[Extracted information]
>> START
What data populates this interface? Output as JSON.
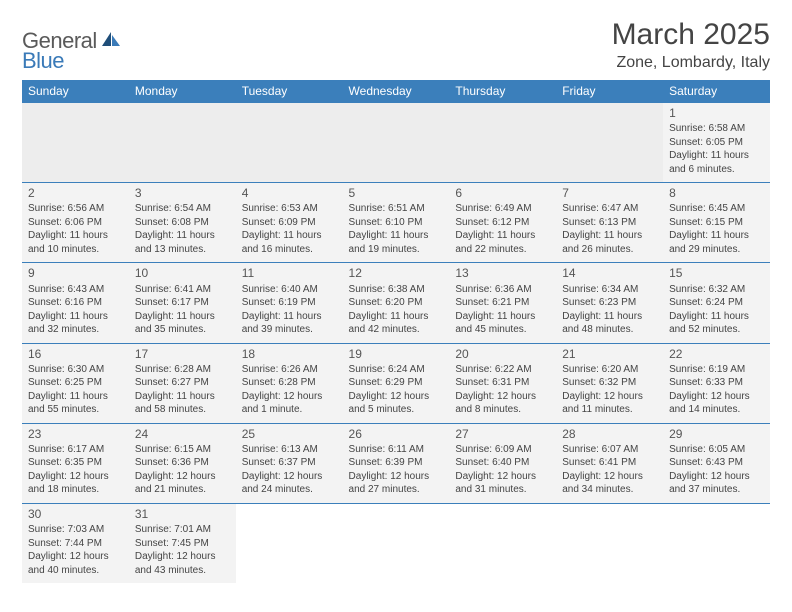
{
  "logo": {
    "text1": "General",
    "text2": "Blue",
    "color1": "#5a5a5a",
    "color2": "#3a7ab8"
  },
  "header": {
    "month_title": "March 2025",
    "location": "Zone, Lombardy, Italy"
  },
  "theme": {
    "header_bg": "#3b7fbb",
    "header_text": "#ffffff",
    "cell_bg": "#f3f3f3",
    "empty_bg": "#ededed",
    "border_color": "#3b7fbb",
    "text_color": "#333333"
  },
  "day_labels": [
    "Sunday",
    "Monday",
    "Tuesday",
    "Wednesday",
    "Thursday",
    "Friday",
    "Saturday"
  ],
  "first_day_index": 6,
  "days_in_month": 31,
  "days": {
    "1": {
      "sunrise": "6:58 AM",
      "sunset": "6:05 PM",
      "daylight": "11 hours and 6 minutes."
    },
    "2": {
      "sunrise": "6:56 AM",
      "sunset": "6:06 PM",
      "daylight": "11 hours and 10 minutes."
    },
    "3": {
      "sunrise": "6:54 AM",
      "sunset": "6:08 PM",
      "daylight": "11 hours and 13 minutes."
    },
    "4": {
      "sunrise": "6:53 AM",
      "sunset": "6:09 PM",
      "daylight": "11 hours and 16 minutes."
    },
    "5": {
      "sunrise": "6:51 AM",
      "sunset": "6:10 PM",
      "daylight": "11 hours and 19 minutes."
    },
    "6": {
      "sunrise": "6:49 AM",
      "sunset": "6:12 PM",
      "daylight": "11 hours and 22 minutes."
    },
    "7": {
      "sunrise": "6:47 AM",
      "sunset": "6:13 PM",
      "daylight": "11 hours and 26 minutes."
    },
    "8": {
      "sunrise": "6:45 AM",
      "sunset": "6:15 PM",
      "daylight": "11 hours and 29 minutes."
    },
    "9": {
      "sunrise": "6:43 AM",
      "sunset": "6:16 PM",
      "daylight": "11 hours and 32 minutes."
    },
    "10": {
      "sunrise": "6:41 AM",
      "sunset": "6:17 PM",
      "daylight": "11 hours and 35 minutes."
    },
    "11": {
      "sunrise": "6:40 AM",
      "sunset": "6:19 PM",
      "daylight": "11 hours and 39 minutes."
    },
    "12": {
      "sunrise": "6:38 AM",
      "sunset": "6:20 PM",
      "daylight": "11 hours and 42 minutes."
    },
    "13": {
      "sunrise": "6:36 AM",
      "sunset": "6:21 PM",
      "daylight": "11 hours and 45 minutes."
    },
    "14": {
      "sunrise": "6:34 AM",
      "sunset": "6:23 PM",
      "daylight": "11 hours and 48 minutes."
    },
    "15": {
      "sunrise": "6:32 AM",
      "sunset": "6:24 PM",
      "daylight": "11 hours and 52 minutes."
    },
    "16": {
      "sunrise": "6:30 AM",
      "sunset": "6:25 PM",
      "daylight": "11 hours and 55 minutes."
    },
    "17": {
      "sunrise": "6:28 AM",
      "sunset": "6:27 PM",
      "daylight": "11 hours and 58 minutes."
    },
    "18": {
      "sunrise": "6:26 AM",
      "sunset": "6:28 PM",
      "daylight": "12 hours and 1 minute."
    },
    "19": {
      "sunrise": "6:24 AM",
      "sunset": "6:29 PM",
      "daylight": "12 hours and 5 minutes."
    },
    "20": {
      "sunrise": "6:22 AM",
      "sunset": "6:31 PM",
      "daylight": "12 hours and 8 minutes."
    },
    "21": {
      "sunrise": "6:20 AM",
      "sunset": "6:32 PM",
      "daylight": "12 hours and 11 minutes."
    },
    "22": {
      "sunrise": "6:19 AM",
      "sunset": "6:33 PM",
      "daylight": "12 hours and 14 minutes."
    },
    "23": {
      "sunrise": "6:17 AM",
      "sunset": "6:35 PM",
      "daylight": "12 hours and 18 minutes."
    },
    "24": {
      "sunrise": "6:15 AM",
      "sunset": "6:36 PM",
      "daylight": "12 hours and 21 minutes."
    },
    "25": {
      "sunrise": "6:13 AM",
      "sunset": "6:37 PM",
      "daylight": "12 hours and 24 minutes."
    },
    "26": {
      "sunrise": "6:11 AM",
      "sunset": "6:39 PM",
      "daylight": "12 hours and 27 minutes."
    },
    "27": {
      "sunrise": "6:09 AM",
      "sunset": "6:40 PM",
      "daylight": "12 hours and 31 minutes."
    },
    "28": {
      "sunrise": "6:07 AM",
      "sunset": "6:41 PM",
      "daylight": "12 hours and 34 minutes."
    },
    "29": {
      "sunrise": "6:05 AM",
      "sunset": "6:43 PM",
      "daylight": "12 hours and 37 minutes."
    },
    "30": {
      "sunrise": "7:03 AM",
      "sunset": "7:44 PM",
      "daylight": "12 hours and 40 minutes."
    },
    "31": {
      "sunrise": "7:01 AM",
      "sunset": "7:45 PM",
      "daylight": "12 hours and 43 minutes."
    }
  },
  "labels": {
    "sunrise_prefix": "Sunrise: ",
    "sunset_prefix": "Sunset: ",
    "daylight_prefix": "Daylight: "
  }
}
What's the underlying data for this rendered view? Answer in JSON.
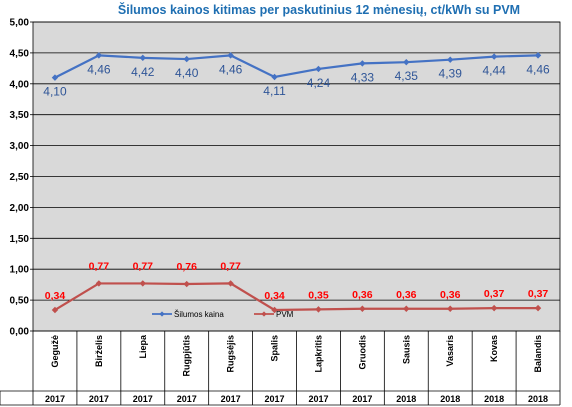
{
  "chart_data": {
    "type": "line",
    "title": "Šilumos kainos kitimas per paskutinius 12 mėnesių, ct/kWh su PVM",
    "categories": [
      "Gegužė",
      "Birželis",
      "Liepa",
      "Rugpjūtis",
      "Rugsėjis",
      "Spalis",
      "Lapkritis",
      "Gruodis",
      "Sausis",
      "Vasaris",
      "Kovas",
      "Balandis"
    ],
    "years": [
      "2017",
      "2017",
      "2017",
      "2017",
      "2017",
      "2017",
      "2017",
      "2017",
      "2018",
      "2018",
      "2018",
      "2018"
    ],
    "series": [
      {
        "name": "Šilumos kaina",
        "color": "#4472c4",
        "label_color": "#2f5597",
        "values": [
          4.1,
          4.46,
          4.42,
          4.4,
          4.46,
          4.11,
          4.24,
          4.33,
          4.35,
          4.39,
          4.44,
          4.46
        ],
        "labels": [
          "4,10",
          "4,46",
          "4,42",
          "4,40",
          "4,46",
          "4,11",
          "4,24",
          "4,33",
          "4,35",
          "4,39",
          "4,44",
          "4,46"
        ]
      },
      {
        "name": "PVM",
        "color": "#c0504d",
        "label_color": "#ff0000",
        "values": [
          0.34,
          0.77,
          0.77,
          0.76,
          0.77,
          0.34,
          0.35,
          0.36,
          0.36,
          0.36,
          0.37,
          0.37
        ],
        "labels": [
          "0,34",
          "0,77",
          "0,77",
          "0,76",
          "0,77",
          "0,34",
          "0,35",
          "0,36",
          "0,36",
          "0,36",
          "0,37",
          "0,37"
        ]
      }
    ],
    "ylim": [
      0,
      5
    ],
    "yticks": [
      "0,00",
      "0,50",
      "1,00",
      "1,50",
      "2,00",
      "2,50",
      "3,00",
      "3,50",
      "4,00",
      "4,50",
      "5,00"
    ],
    "grid": true,
    "legend": "bottom-left inside plot",
    "plot_background": "#d9d9d9"
  }
}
>> END
[Set problem] Nothing but the pictures may be dropped; output the records above exactly.

[The completed task]
What data populates this interface? Output as JSON.
{
  "logo": {
    "text1": "General",
    "text2": "Blue",
    "color1": "#5a5a5a",
    "color2": "#3a7ab8"
  },
  "header": {
    "month_title": "March 2025",
    "location": "Zone, Lombardy, Italy"
  },
  "theme": {
    "header_bg": "#3b7fbb",
    "header_text": "#ffffff",
    "cell_bg": "#f3f3f3",
    "empty_bg": "#ededed",
    "border_color": "#3b7fbb",
    "text_color": "#333333"
  },
  "day_labels": [
    "Sunday",
    "Monday",
    "Tuesday",
    "Wednesday",
    "Thursday",
    "Friday",
    "Saturday"
  ],
  "first_day_index": 6,
  "days_in_month": 31,
  "days": {
    "1": {
      "sunrise": "6:58 AM",
      "sunset": "6:05 PM",
      "daylight": "11 hours and 6 minutes."
    },
    "2": {
      "sunrise": "6:56 AM",
      "sunset": "6:06 PM",
      "daylight": "11 hours and 10 minutes."
    },
    "3": {
      "sunrise": "6:54 AM",
      "sunset": "6:08 PM",
      "daylight": "11 hours and 13 minutes."
    },
    "4": {
      "sunrise": "6:53 AM",
      "sunset": "6:09 PM",
      "daylight": "11 hours and 16 minutes."
    },
    "5": {
      "sunrise": "6:51 AM",
      "sunset": "6:10 PM",
      "daylight": "11 hours and 19 minutes."
    },
    "6": {
      "sunrise": "6:49 AM",
      "sunset": "6:12 PM",
      "daylight": "11 hours and 22 minutes."
    },
    "7": {
      "sunrise": "6:47 AM",
      "sunset": "6:13 PM",
      "daylight": "11 hours and 26 minutes."
    },
    "8": {
      "sunrise": "6:45 AM",
      "sunset": "6:15 PM",
      "daylight": "11 hours and 29 minutes."
    },
    "9": {
      "sunrise": "6:43 AM",
      "sunset": "6:16 PM",
      "daylight": "11 hours and 32 minutes."
    },
    "10": {
      "sunrise": "6:41 AM",
      "sunset": "6:17 PM",
      "daylight": "11 hours and 35 minutes."
    },
    "11": {
      "sunrise": "6:40 AM",
      "sunset": "6:19 PM",
      "daylight": "11 hours and 39 minutes."
    },
    "12": {
      "sunrise": "6:38 AM",
      "sunset": "6:20 PM",
      "daylight": "11 hours and 42 minutes."
    },
    "13": {
      "sunrise": "6:36 AM",
      "sunset": "6:21 PM",
      "daylight": "11 hours and 45 minutes."
    },
    "14": {
      "sunrise": "6:34 AM",
      "sunset": "6:23 PM",
      "daylight": "11 hours and 48 minutes."
    },
    "15": {
      "sunrise": "6:32 AM",
      "sunset": "6:24 PM",
      "daylight": "11 hours and 52 minutes."
    },
    "16": {
      "sunrise": "6:30 AM",
      "sunset": "6:25 PM",
      "daylight": "11 hours and 55 minutes."
    },
    "17": {
      "sunrise": "6:28 AM",
      "sunset": "6:27 PM",
      "daylight": "11 hours and 58 minutes."
    },
    "18": {
      "sunrise": "6:26 AM",
      "sunset": "6:28 PM",
      "daylight": "12 hours and 1 minute."
    },
    "19": {
      "sunrise": "6:24 AM",
      "sunset": "6:29 PM",
      "daylight": "12 hours and 5 minutes."
    },
    "20": {
      "sunrise": "6:22 AM",
      "sunset": "6:31 PM",
      "daylight": "12 hours and 8 minutes."
    },
    "21": {
      "sunrise": "6:20 AM",
      "sunset": "6:32 PM",
      "daylight": "12 hours and 11 minutes."
    },
    "22": {
      "sunrise": "6:19 AM",
      "sunset": "6:33 PM",
      "daylight": "12 hours and 14 minutes."
    },
    "23": {
      "sunrise": "6:17 AM",
      "sunset": "6:35 PM",
      "daylight": "12 hours and 18 minutes."
    },
    "24": {
      "sunrise": "6:15 AM",
      "sunset": "6:36 PM",
      "daylight": "12 hours and 21 minutes."
    },
    "25": {
      "sunrise": "6:13 AM",
      "sunset": "6:37 PM",
      "daylight": "12 hours and 24 minutes."
    },
    "26": {
      "sunrise": "6:11 AM",
      "sunset": "6:39 PM",
      "daylight": "12 hours and 27 minutes."
    },
    "27": {
      "sunrise": "6:09 AM",
      "sunset": "6:40 PM",
      "daylight": "12 hours and 31 minutes."
    },
    "28": {
      "sunrise": "6:07 AM",
      "sunset": "6:41 PM",
      "daylight": "12 hours and 34 minutes."
    },
    "29": {
      "sunrise": "6:05 AM",
      "sunset": "6:43 PM",
      "daylight": "12 hours and 37 minutes."
    },
    "30": {
      "sunrise": "7:03 AM",
      "sunset": "7:44 PM",
      "daylight": "12 hours and 40 minutes."
    },
    "31": {
      "sunrise": "7:01 AM",
      "sunset": "7:45 PM",
      "daylight": "12 hours and 43 minutes."
    }
  },
  "labels": {
    "sunrise_prefix": "Sunrise: ",
    "sunset_prefix": "Sunset: ",
    "daylight_prefix": "Daylight: "
  }
}
What's the underlying data for this rendered view? Answer in JSON.
{
  "chart_data": {
    "type": "line",
    "title": "Šilumos kainos kitimas per paskutinius 12 mėnesių, ct/kWh su PVM",
    "categories": [
      "Gegužė",
      "Birželis",
      "Liepa",
      "Rugpjūtis",
      "Rugsėjis",
      "Spalis",
      "Lapkritis",
      "Gruodis",
      "Sausis",
      "Vasaris",
      "Kovas",
      "Balandis"
    ],
    "years": [
      "2017",
      "2017",
      "2017",
      "2017",
      "2017",
      "2017",
      "2017",
      "2017",
      "2018",
      "2018",
      "2018",
      "2018"
    ],
    "series": [
      {
        "name": "Šilumos kaina",
        "color": "#4472c4",
        "label_color": "#2f5597",
        "values": [
          4.1,
          4.46,
          4.42,
          4.4,
          4.46,
          4.11,
          4.24,
          4.33,
          4.35,
          4.39,
          4.44,
          4.46
        ],
        "labels": [
          "4,10",
          "4,46",
          "4,42",
          "4,40",
          "4,46",
          "4,11",
          "4,24",
          "4,33",
          "4,35",
          "4,39",
          "4,44",
          "4,46"
        ]
      },
      {
        "name": "PVM",
        "color": "#c0504d",
        "label_color": "#ff0000",
        "values": [
          0.34,
          0.77,
          0.77,
          0.76,
          0.77,
          0.34,
          0.35,
          0.36,
          0.36,
          0.36,
          0.37,
          0.37
        ],
        "labels": [
          "0,34",
          "0,77",
          "0,77",
          "0,76",
          "0,77",
          "0,34",
          "0,35",
          "0,36",
          "0,36",
          "0,36",
          "0,37",
          "0,37"
        ]
      }
    ],
    "ylim": [
      0,
      5
    ],
    "yticks": [
      "0,00",
      "0,50",
      "1,00",
      "1,50",
      "2,00",
      "2,50",
      "3,00",
      "3,50",
      "4,00",
      "4,50",
      "5,00"
    ],
    "grid": true,
    "legend": "bottom-left inside plot",
    "plot_background": "#d9d9d9"
  }
}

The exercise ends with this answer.